(begin)
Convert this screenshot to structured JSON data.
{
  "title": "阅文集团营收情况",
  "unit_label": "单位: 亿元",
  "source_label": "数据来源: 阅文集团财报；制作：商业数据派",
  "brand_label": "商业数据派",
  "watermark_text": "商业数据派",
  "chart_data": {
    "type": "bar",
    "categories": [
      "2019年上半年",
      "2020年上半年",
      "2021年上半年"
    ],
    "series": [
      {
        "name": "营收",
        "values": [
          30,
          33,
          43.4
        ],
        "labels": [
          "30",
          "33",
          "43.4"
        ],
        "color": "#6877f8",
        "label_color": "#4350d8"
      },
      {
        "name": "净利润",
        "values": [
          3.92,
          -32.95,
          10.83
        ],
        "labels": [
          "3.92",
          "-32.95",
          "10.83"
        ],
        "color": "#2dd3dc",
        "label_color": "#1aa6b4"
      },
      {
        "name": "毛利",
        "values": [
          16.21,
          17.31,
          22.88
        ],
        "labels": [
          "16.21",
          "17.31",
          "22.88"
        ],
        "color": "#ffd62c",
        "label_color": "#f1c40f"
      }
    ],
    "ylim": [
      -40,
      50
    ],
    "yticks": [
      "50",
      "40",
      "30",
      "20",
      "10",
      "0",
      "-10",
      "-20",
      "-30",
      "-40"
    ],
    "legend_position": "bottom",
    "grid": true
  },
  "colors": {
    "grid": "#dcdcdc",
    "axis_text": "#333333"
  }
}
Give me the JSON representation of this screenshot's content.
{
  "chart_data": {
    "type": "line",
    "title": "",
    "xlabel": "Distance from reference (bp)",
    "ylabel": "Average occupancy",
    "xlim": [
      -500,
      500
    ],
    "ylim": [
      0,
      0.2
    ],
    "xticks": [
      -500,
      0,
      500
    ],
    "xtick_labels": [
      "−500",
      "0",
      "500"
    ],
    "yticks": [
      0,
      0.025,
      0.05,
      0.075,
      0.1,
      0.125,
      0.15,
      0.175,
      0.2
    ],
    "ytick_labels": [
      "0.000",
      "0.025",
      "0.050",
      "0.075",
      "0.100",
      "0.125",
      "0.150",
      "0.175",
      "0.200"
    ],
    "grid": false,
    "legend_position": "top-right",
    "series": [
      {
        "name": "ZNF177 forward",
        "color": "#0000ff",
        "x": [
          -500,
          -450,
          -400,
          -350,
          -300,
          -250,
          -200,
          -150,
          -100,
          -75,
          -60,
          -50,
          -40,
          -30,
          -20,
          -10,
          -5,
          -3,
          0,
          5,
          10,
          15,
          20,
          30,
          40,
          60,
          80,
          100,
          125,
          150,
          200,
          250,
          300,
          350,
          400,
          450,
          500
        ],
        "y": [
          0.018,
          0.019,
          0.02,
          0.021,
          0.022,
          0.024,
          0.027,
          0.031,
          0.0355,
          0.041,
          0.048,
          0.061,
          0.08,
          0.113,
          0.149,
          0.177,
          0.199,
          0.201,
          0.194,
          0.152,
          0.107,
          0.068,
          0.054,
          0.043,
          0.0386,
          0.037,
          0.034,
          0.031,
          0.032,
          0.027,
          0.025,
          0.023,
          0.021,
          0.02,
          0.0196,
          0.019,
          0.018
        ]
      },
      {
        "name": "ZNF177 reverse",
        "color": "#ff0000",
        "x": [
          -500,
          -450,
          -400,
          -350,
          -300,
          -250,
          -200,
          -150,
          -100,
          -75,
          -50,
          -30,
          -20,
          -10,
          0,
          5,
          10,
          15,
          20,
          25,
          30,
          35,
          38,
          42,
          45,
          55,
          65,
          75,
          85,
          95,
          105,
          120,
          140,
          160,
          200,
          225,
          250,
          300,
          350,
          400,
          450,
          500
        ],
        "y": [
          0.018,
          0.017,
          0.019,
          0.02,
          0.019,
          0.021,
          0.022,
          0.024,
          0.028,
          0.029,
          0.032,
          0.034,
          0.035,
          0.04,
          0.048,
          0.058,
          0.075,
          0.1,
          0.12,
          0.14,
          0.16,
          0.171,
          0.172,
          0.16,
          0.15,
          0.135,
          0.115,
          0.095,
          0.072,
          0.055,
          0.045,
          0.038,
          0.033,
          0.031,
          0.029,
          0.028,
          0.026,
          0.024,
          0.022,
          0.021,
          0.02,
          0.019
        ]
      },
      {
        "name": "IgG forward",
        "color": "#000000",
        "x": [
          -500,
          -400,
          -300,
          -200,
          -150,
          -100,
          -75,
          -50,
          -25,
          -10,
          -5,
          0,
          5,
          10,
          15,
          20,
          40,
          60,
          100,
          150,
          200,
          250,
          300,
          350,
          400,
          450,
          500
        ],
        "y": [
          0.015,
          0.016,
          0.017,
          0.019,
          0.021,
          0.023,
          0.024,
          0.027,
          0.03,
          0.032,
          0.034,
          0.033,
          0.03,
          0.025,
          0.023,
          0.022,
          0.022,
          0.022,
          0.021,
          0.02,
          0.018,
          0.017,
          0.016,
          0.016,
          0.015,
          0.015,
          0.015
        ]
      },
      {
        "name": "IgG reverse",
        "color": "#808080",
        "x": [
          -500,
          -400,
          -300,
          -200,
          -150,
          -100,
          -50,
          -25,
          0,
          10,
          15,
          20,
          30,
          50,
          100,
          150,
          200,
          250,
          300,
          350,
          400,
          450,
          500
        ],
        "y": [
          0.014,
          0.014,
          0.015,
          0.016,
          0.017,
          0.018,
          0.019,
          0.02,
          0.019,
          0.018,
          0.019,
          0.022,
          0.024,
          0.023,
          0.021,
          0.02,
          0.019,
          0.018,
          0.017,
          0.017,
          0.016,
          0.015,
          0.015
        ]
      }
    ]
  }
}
(end)
Written exercise: Show each line of the data that contains the string "forward".

Exercise result:
        "name": "ZNF177 forward",
        "name": "IgG forward",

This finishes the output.